What the exercise asks →
Scan the entries below and count the lines holding the string "restricciones". Supply only the number.

Data records
··········
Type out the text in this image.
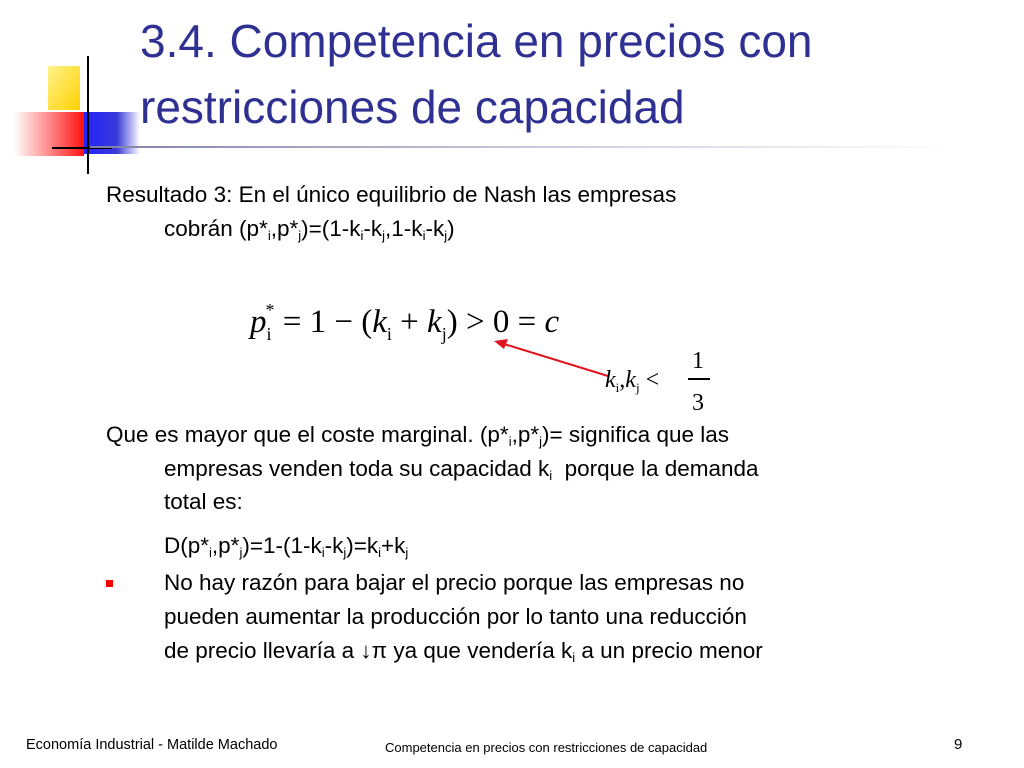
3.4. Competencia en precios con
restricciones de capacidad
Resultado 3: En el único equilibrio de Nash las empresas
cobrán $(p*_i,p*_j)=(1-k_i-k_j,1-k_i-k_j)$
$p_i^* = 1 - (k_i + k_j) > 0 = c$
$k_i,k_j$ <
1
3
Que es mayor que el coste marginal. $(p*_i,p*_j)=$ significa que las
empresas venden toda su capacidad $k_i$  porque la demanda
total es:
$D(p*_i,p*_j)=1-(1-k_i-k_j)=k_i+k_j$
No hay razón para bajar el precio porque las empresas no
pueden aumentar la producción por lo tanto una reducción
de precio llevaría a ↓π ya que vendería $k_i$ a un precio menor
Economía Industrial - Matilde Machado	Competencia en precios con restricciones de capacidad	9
··········
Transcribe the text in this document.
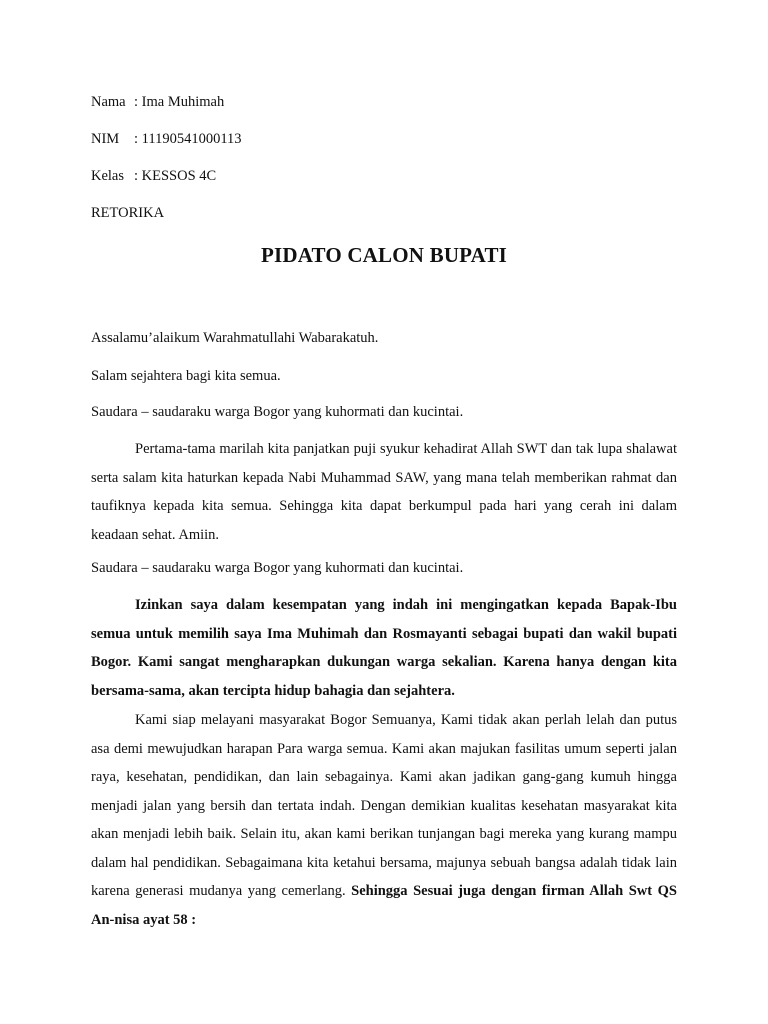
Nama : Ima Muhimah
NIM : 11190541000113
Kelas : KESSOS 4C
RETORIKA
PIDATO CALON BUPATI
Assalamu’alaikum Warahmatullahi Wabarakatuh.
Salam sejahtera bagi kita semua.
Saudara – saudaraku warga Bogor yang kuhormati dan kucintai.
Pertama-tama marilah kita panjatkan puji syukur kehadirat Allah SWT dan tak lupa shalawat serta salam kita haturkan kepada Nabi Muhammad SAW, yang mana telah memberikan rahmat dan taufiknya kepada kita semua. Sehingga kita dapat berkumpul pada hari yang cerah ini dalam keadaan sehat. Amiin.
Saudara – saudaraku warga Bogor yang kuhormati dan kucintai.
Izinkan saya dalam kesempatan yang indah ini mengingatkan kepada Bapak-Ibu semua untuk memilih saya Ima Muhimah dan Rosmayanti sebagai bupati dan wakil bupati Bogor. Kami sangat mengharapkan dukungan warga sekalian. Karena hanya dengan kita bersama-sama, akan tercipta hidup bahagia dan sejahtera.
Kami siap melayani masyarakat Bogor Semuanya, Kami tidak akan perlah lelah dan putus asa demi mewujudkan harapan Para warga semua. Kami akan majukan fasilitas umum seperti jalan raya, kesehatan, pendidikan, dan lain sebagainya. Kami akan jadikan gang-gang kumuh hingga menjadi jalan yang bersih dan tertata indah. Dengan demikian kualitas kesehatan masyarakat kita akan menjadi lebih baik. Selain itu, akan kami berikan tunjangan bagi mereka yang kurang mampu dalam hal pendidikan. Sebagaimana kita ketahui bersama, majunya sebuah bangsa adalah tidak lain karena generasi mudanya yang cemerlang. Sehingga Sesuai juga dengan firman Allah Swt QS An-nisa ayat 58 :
··········
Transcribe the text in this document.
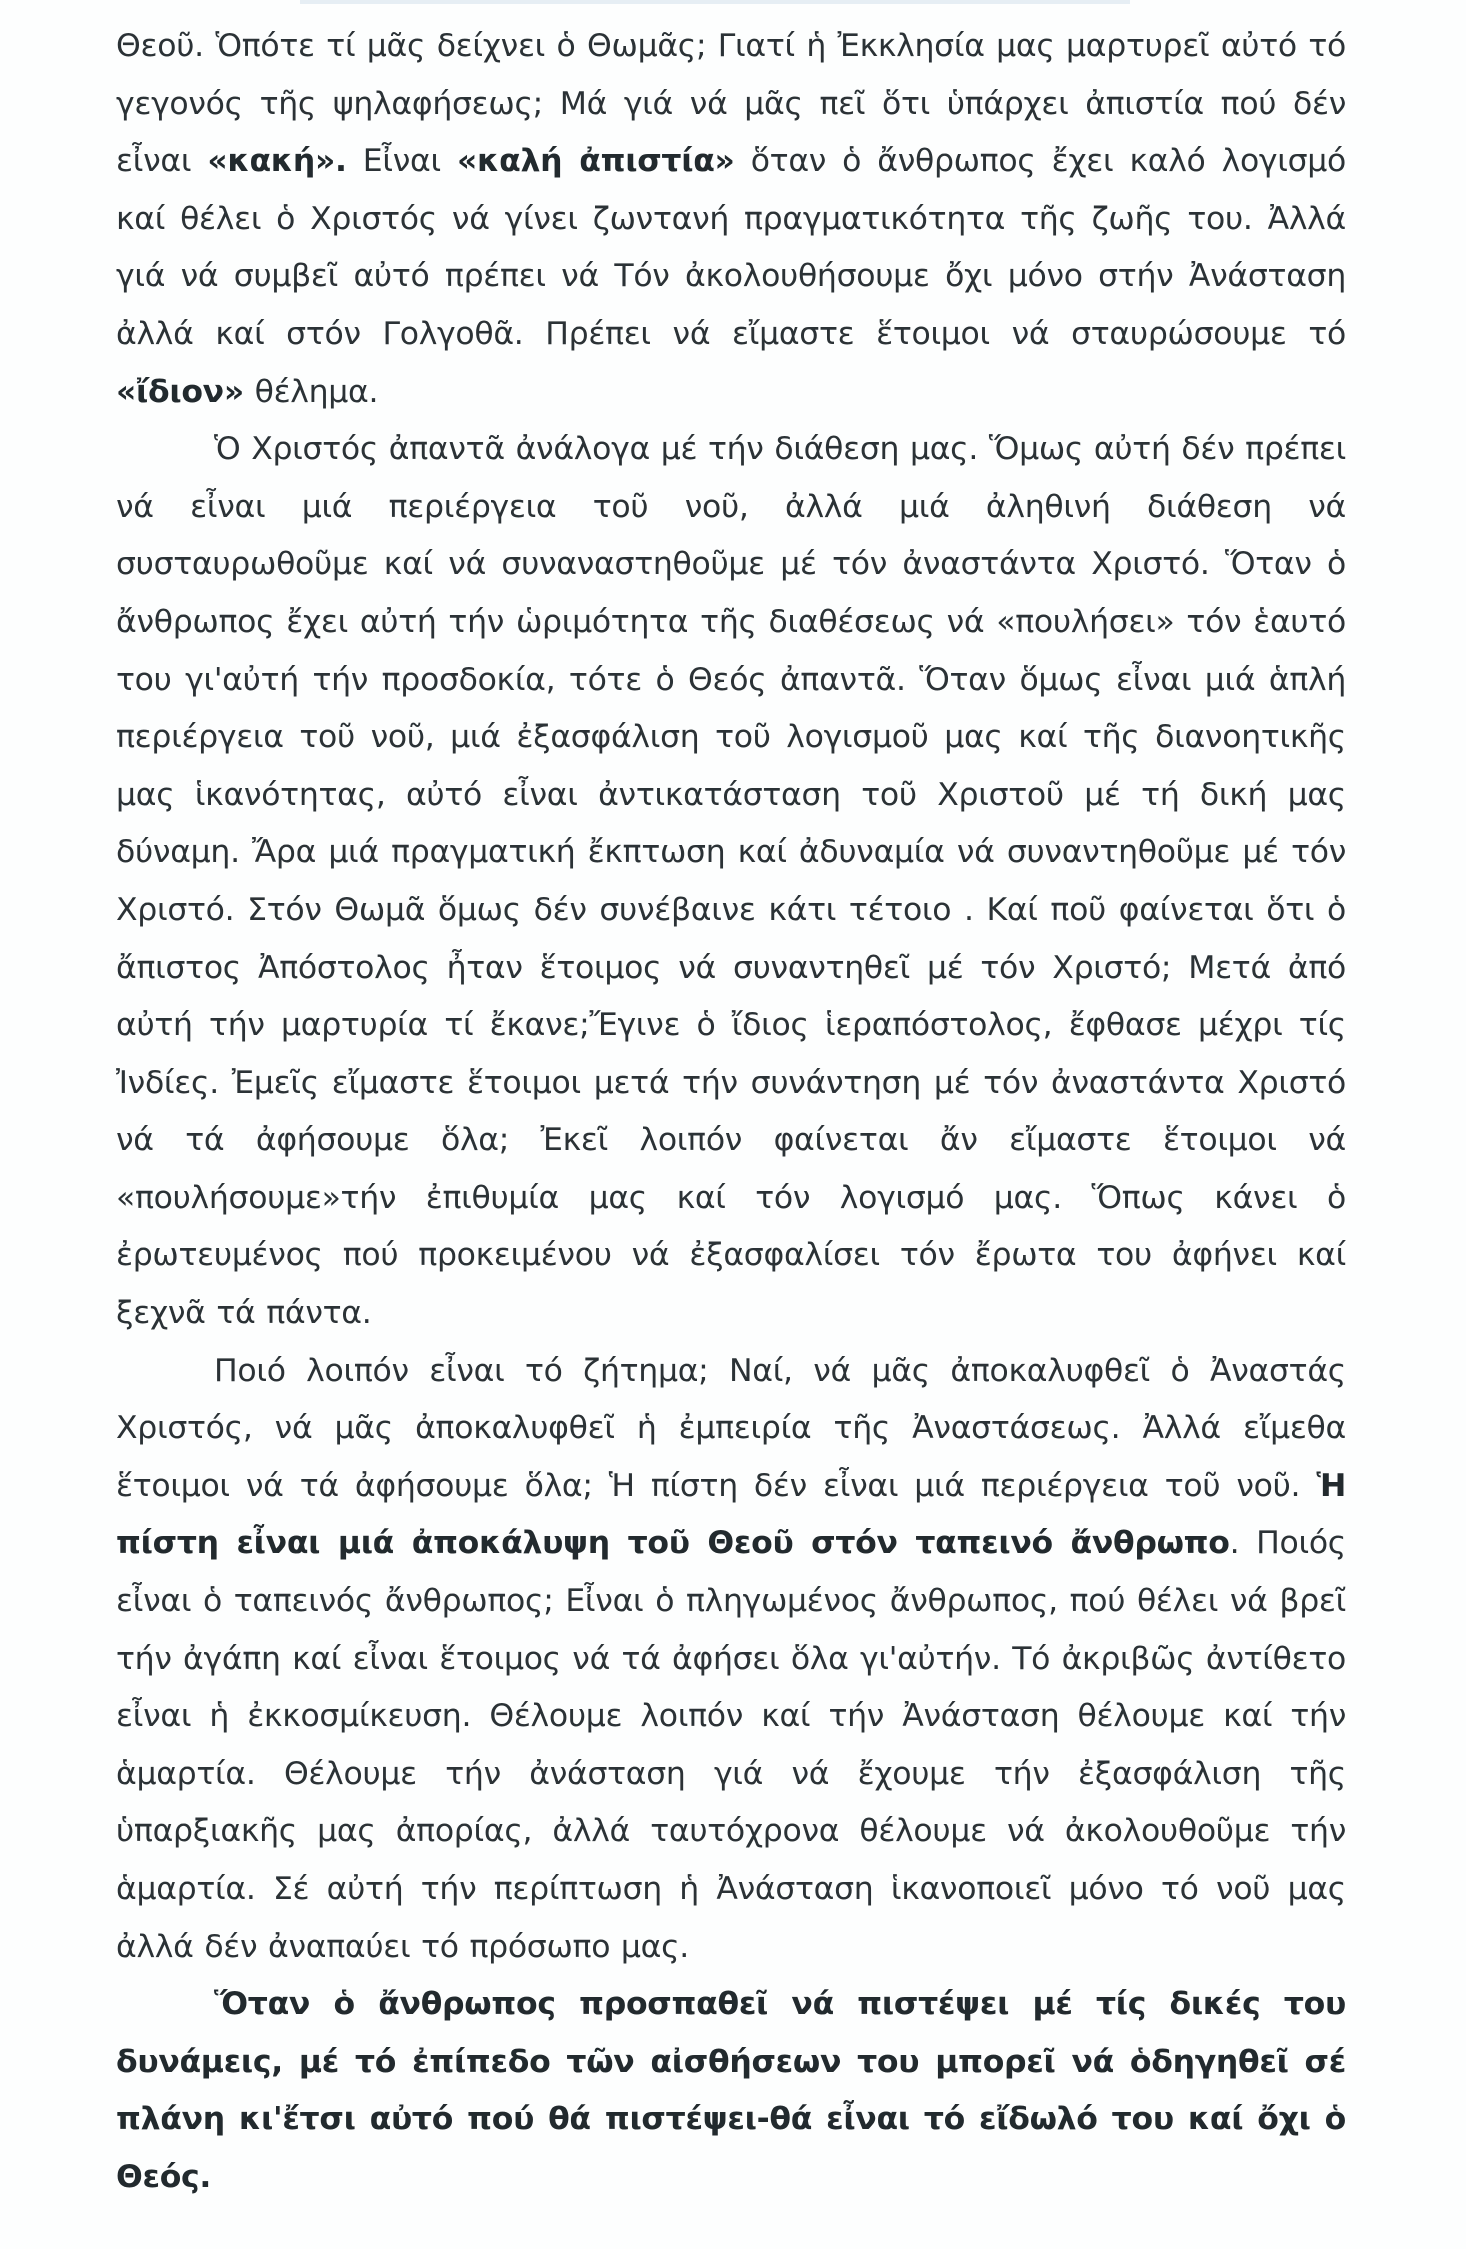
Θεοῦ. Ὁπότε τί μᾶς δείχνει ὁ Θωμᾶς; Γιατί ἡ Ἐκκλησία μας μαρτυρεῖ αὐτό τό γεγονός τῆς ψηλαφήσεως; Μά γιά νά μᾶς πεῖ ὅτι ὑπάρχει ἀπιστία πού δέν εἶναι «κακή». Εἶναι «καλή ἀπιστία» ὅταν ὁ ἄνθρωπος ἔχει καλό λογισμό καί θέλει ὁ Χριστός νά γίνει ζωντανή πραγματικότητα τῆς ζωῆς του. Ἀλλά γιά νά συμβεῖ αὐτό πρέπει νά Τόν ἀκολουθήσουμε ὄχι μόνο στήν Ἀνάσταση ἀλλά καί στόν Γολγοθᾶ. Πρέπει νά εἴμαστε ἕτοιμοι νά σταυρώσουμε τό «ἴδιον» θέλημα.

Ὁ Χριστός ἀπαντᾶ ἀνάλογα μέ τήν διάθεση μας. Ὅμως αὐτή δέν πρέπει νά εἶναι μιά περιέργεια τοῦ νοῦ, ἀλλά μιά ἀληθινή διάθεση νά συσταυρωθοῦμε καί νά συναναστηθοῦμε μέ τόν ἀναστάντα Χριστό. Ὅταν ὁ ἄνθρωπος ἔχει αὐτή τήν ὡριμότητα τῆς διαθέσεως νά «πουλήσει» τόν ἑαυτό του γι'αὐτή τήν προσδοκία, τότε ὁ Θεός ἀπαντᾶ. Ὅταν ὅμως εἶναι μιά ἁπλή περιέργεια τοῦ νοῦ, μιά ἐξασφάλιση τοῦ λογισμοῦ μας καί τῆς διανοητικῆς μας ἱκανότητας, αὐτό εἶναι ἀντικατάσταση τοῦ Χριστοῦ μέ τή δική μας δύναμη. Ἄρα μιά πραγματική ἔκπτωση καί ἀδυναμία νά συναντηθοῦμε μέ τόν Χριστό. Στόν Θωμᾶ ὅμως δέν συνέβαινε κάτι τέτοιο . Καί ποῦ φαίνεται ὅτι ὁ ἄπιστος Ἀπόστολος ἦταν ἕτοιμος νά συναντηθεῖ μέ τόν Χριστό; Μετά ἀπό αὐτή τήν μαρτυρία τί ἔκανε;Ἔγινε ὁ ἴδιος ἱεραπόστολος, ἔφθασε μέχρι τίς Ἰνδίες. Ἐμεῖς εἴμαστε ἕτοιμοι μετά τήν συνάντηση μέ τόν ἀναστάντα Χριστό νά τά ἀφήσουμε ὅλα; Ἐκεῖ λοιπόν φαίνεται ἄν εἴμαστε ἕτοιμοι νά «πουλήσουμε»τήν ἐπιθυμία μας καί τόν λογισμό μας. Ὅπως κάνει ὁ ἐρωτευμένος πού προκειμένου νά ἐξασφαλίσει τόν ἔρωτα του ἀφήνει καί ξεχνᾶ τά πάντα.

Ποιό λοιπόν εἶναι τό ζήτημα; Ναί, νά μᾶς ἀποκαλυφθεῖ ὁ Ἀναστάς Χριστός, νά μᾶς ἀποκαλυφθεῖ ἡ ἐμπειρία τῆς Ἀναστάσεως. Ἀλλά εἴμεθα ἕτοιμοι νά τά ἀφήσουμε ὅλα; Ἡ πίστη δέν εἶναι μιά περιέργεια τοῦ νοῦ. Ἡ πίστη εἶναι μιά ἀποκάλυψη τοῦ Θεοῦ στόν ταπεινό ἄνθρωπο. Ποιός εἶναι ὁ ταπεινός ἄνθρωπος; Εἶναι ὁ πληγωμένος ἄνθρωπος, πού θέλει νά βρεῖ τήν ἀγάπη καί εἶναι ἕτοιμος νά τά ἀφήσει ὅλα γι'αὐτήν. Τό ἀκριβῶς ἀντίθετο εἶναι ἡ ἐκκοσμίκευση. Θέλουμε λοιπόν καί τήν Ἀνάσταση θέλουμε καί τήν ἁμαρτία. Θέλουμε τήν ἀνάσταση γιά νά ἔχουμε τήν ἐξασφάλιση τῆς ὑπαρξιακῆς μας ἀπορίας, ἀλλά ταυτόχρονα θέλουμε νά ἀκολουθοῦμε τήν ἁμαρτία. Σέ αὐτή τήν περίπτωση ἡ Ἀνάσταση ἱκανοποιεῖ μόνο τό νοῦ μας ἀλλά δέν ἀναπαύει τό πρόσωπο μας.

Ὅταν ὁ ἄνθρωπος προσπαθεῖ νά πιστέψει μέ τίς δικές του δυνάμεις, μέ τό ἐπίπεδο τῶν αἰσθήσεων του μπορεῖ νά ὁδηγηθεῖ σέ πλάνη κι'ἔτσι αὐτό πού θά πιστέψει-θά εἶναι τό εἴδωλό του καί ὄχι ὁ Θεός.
··········
Finished task →
2